**SUPPLIED INFORMATION:**
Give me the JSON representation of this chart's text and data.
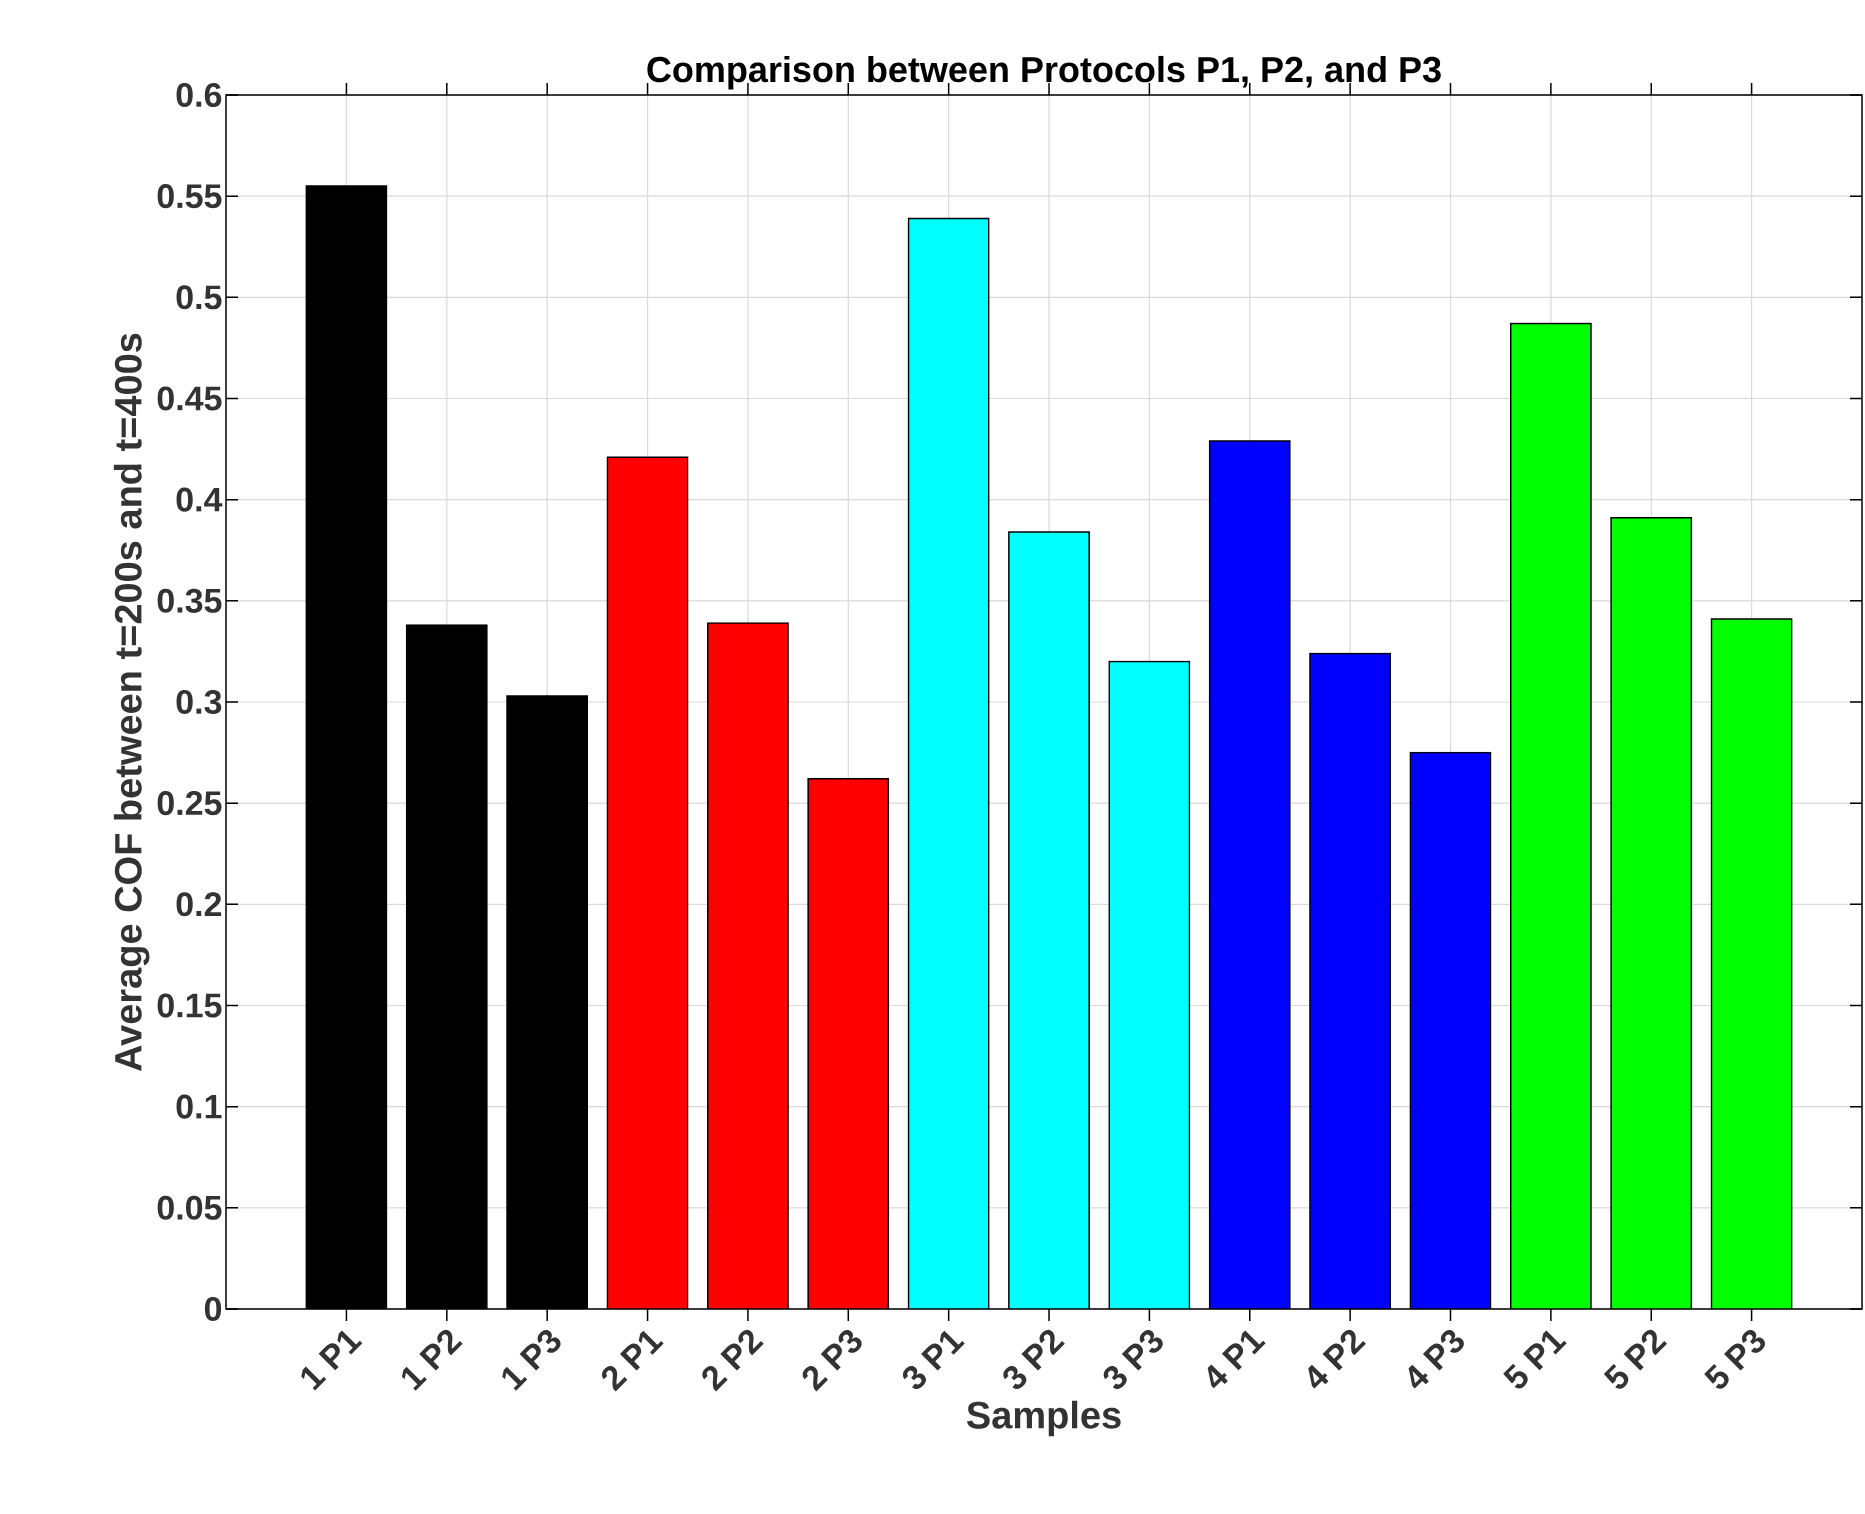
{
  "chart_data": {
    "type": "bar",
    "title": "Comparison between Protocols P1, P2, and P3",
    "xlabel": "Samples",
    "ylabel": "Average COF between t=200s and t=400s",
    "categories": [
      "1 P1",
      "1 P2",
      "1 P3",
      "2 P1",
      "2 P2",
      "2 P3",
      "3 P1",
      "3 P2",
      "3 P3",
      "4 P1",
      "4 P2",
      "4 P3",
      "5 P1",
      "5 P2",
      "5 P3"
    ],
    "values": [
      0.555,
      0.338,
      0.303,
      0.421,
      0.339,
      0.262,
      0.539,
      0.384,
      0.32,
      0.429,
      0.324,
      0.275,
      0.487,
      0.391,
      0.341
    ],
    "colors": [
      "#000000",
      "#000000",
      "#000000",
      "#ff0000",
      "#ff0000",
      "#ff0000",
      "#00ffff",
      "#00ffff",
      "#00ffff",
      "#0000ff",
      "#0000ff",
      "#0000ff",
      "#00ff00",
      "#00ff00",
      "#00ff00"
    ],
    "ylim": [
      0,
      0.6
    ],
    "yticks": [
      0,
      0.05,
      0.1,
      0.15,
      0.2,
      0.25,
      0.3,
      0.35,
      0.4,
      0.45,
      0.5,
      0.55,
      0.6
    ],
    "grid": true
  }
}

**WHAT NEEDS TO BE DONE:** Output the data above without changes, apart from leaving out the pictures.

**REPLY TO THE EXERCISE:**
Give me the JSON representation of this chart's text and data.
{
  "chart_data": {
    "type": "bar",
    "title": "Comparison between Protocols P1, P2, and P3",
    "xlabel": "Samples",
    "ylabel": "Average COF between t=200s and t=400s",
    "categories": [
      "1 P1",
      "1 P2",
      "1 P3",
      "2 P1",
      "2 P2",
      "2 P3",
      "3 P1",
      "3 P2",
      "3 P3",
      "4 P1",
      "4 P2",
      "4 P3",
      "5 P1",
      "5 P2",
      "5 P3"
    ],
    "values": [
      0.555,
      0.338,
      0.303,
      0.421,
      0.339,
      0.262,
      0.539,
      0.384,
      0.32,
      0.429,
      0.324,
      0.275,
      0.487,
      0.391,
      0.341
    ],
    "colors": [
      "#000000",
      "#000000",
      "#000000",
      "#ff0000",
      "#ff0000",
      "#ff0000",
      "#00ffff",
      "#00ffff",
      "#00ffff",
      "#0000ff",
      "#0000ff",
      "#0000ff",
      "#00ff00",
      "#00ff00",
      "#00ff00"
    ],
    "ylim": [
      0,
      0.6
    ],
    "yticks": [
      0,
      0.05,
      0.1,
      0.15,
      0.2,
      0.25,
      0.3,
      0.35,
      0.4,
      0.45,
      0.5,
      0.55,
      0.6
    ],
    "grid": true
  }
}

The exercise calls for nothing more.